* **What to produce**:
Transcribe each of the records below exactly, excluding all pictures.

* * *

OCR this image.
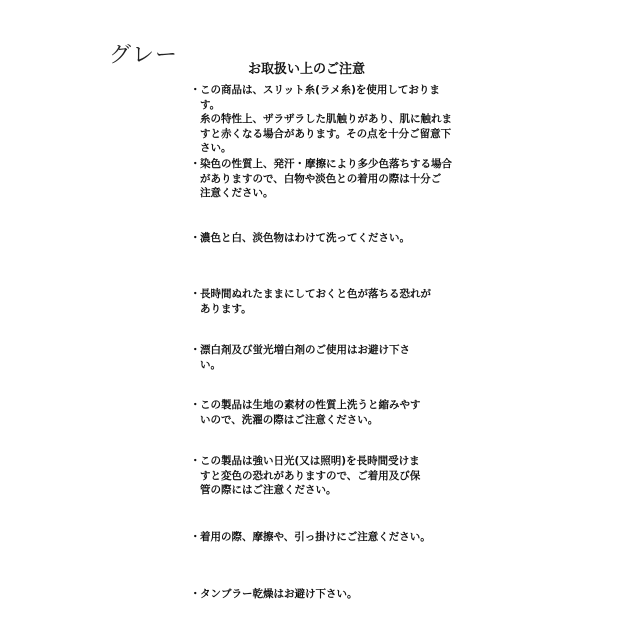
グレー
お取扱い上のご注意
・ この商品は、スリット糸(ラメ糸)を使用しております。
糸の特性上、ザラザラした肌触りがあり、肌に触れま
すと赤くなる場合があります。その点を十分ご留意下
さい。
・ 染色の性質上、発汗・摩擦により多少色落ちする場合
がありますので、白物や淡色との着用の際は十分ご
注意ください。
・ 濃色と白、淡色物はわけて洗ってください。
・ 長時間ぬれたままにしておくと色が落ちる恐れが
あります。
・ 漂白剤及び蛍光増白剤のご使用はお避け下さ
い。
・ この製品は生地の素材の性質上洗うと縮みやす
いので、洗濯の際はご注意ください。
・ この製品は強い日光(又は照明)を長時間受けま
すと変色の恐れがありますので、ご着用及び保
管の際にはご注意ください。
・ 着用の際、摩擦や、引っ掛けにご注意ください。
・ タンブラー乾燥はお避け下さい。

* * *

* **Full answer**:
OCR this image.
グレー
お取扱い上のご注意
・ この商品は、スリット糸(ラメ糸)を使用しております。
糸の特性上、ザラザラした肌触りがあり、肌に触れま
すと赤くなる場合があります。その点を十分ご留意下
さい。
・ 染色の性質上、発汗・摩擦により多少色落ちする場合
がありますので、白物や淡色との着用の際は十分ご
注意ください。
・ 濃色と白、淡色物はわけて洗ってください。
・ 長時間ぬれたままにしておくと色が落ちる恐れが
あります。
・ 漂白剤及び蛍光増白剤のご使用はお避け下さ
い。
・ この製品は生地の素材の性質上洗うと縮みやす
いので、洗濯の際はご注意ください。
・ この製品は強い日光(又は照明)を長時間受けま
すと変色の恐れがありますので、ご着用及び保
管の際にはご注意ください。
・ 着用の際、摩擦や、引っ掛けにご注意ください。
・ タンブラー乾燥はお避け下さい。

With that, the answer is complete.